* [WHAT TO DO]
Copy all of the records below line for line, with no changes to any character.

* [INPUT FOR THIS TASK]
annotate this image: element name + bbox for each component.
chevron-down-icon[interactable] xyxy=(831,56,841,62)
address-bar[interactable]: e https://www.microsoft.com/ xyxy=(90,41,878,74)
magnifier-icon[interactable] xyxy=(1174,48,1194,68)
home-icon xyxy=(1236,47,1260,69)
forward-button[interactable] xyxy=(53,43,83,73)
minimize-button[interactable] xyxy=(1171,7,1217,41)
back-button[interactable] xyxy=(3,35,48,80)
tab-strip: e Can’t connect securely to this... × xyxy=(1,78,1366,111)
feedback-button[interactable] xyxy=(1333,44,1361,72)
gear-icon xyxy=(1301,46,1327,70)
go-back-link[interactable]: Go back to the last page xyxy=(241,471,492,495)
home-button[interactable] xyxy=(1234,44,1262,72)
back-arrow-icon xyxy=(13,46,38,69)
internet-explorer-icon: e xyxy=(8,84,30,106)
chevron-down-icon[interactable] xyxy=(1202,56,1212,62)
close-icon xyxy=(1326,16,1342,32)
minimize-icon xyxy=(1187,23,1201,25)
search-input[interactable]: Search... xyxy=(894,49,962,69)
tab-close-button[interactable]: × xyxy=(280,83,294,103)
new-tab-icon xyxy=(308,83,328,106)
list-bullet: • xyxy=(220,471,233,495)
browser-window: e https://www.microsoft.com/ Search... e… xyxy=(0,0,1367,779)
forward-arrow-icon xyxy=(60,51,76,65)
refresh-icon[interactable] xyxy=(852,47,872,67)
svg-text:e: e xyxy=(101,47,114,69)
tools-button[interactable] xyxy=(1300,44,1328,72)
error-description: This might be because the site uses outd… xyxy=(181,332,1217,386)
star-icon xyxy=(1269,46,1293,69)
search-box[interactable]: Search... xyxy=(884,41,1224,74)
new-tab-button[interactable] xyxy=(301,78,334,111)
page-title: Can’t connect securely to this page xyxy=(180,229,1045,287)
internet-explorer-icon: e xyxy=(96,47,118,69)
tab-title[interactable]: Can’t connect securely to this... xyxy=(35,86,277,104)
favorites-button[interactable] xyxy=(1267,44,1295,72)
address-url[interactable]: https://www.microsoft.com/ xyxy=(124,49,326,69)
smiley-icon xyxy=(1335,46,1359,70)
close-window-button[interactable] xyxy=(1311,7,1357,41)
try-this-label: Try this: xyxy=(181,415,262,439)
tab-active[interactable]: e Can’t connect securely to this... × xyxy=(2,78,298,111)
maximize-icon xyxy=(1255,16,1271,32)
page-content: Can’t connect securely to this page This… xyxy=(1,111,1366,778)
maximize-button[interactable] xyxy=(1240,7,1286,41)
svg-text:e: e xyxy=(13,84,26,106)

* [COMPLETE ANSWER]
annotate this image: element name + bbox for each component.
chevron-down-icon[interactable] xyxy=(831,56,841,62)
address-bar[interactable]: e https://www.microsoft.com/ xyxy=(90,41,878,74)
magnifier-icon[interactable] xyxy=(1174,48,1194,68)
home-icon xyxy=(1236,47,1260,69)
forward-button[interactable] xyxy=(53,43,83,73)
minimize-button[interactable] xyxy=(1171,7,1217,41)
back-button[interactable] xyxy=(3,35,48,80)
tab-strip: e Can’t connect securely to this... × xyxy=(1,78,1366,111)
feedback-button[interactable] xyxy=(1333,44,1361,72)
gear-icon xyxy=(1301,46,1327,70)
go-back-link[interactable]: Go back to the last page xyxy=(241,471,492,495)
home-button[interactable] xyxy=(1234,44,1262,72)
back-arrow-icon xyxy=(13,46,38,69)
internet-explorer-icon: e xyxy=(8,84,30,106)
chevron-down-icon[interactable] xyxy=(1202,56,1212,62)
close-icon xyxy=(1326,16,1342,32)
minimize-icon xyxy=(1187,23,1201,25)
search-input[interactable]: Search... xyxy=(894,49,962,69)
tab-close-button[interactable]: × xyxy=(280,83,294,103)
new-tab-icon xyxy=(308,83,328,106)
list-bullet: • xyxy=(220,471,233,495)
browser-window: e https://www.microsoft.com/ Search... e… xyxy=(0,0,1367,779)
forward-arrow-icon xyxy=(60,51,76,65)
refresh-icon[interactable] xyxy=(852,47,872,67)
svg-text:e: e xyxy=(101,47,114,69)
tools-button[interactable] xyxy=(1300,44,1328,72)
error-description: This might be because the site uses outd… xyxy=(181,332,1217,386)
star-icon xyxy=(1269,46,1293,69)
search-box[interactable]: Search... xyxy=(884,41,1224,74)
new-tab-button[interactable] xyxy=(301,78,334,111)
page-title: Can’t connect securely to this page xyxy=(180,229,1045,287)
internet-explorer-icon: e xyxy=(96,47,118,69)
tab-title[interactable]: Can’t connect securely to this... xyxy=(35,86,277,104)
favorites-button[interactable] xyxy=(1267,44,1295,72)
address-url[interactable]: https://www.microsoft.com/ xyxy=(124,49,326,69)
smiley-icon xyxy=(1335,46,1359,70)
close-window-button[interactable] xyxy=(1311,7,1357,41)
try-this-label: Try this: xyxy=(181,415,262,439)
tab-active[interactable]: e Can’t connect securely to this... × xyxy=(2,78,298,111)
maximize-icon xyxy=(1255,16,1271,32)
page-content: Can’t connect securely to this page This… xyxy=(1,111,1366,778)
maximize-button[interactable] xyxy=(1240,7,1286,41)
svg-text:e: e xyxy=(13,84,26,106)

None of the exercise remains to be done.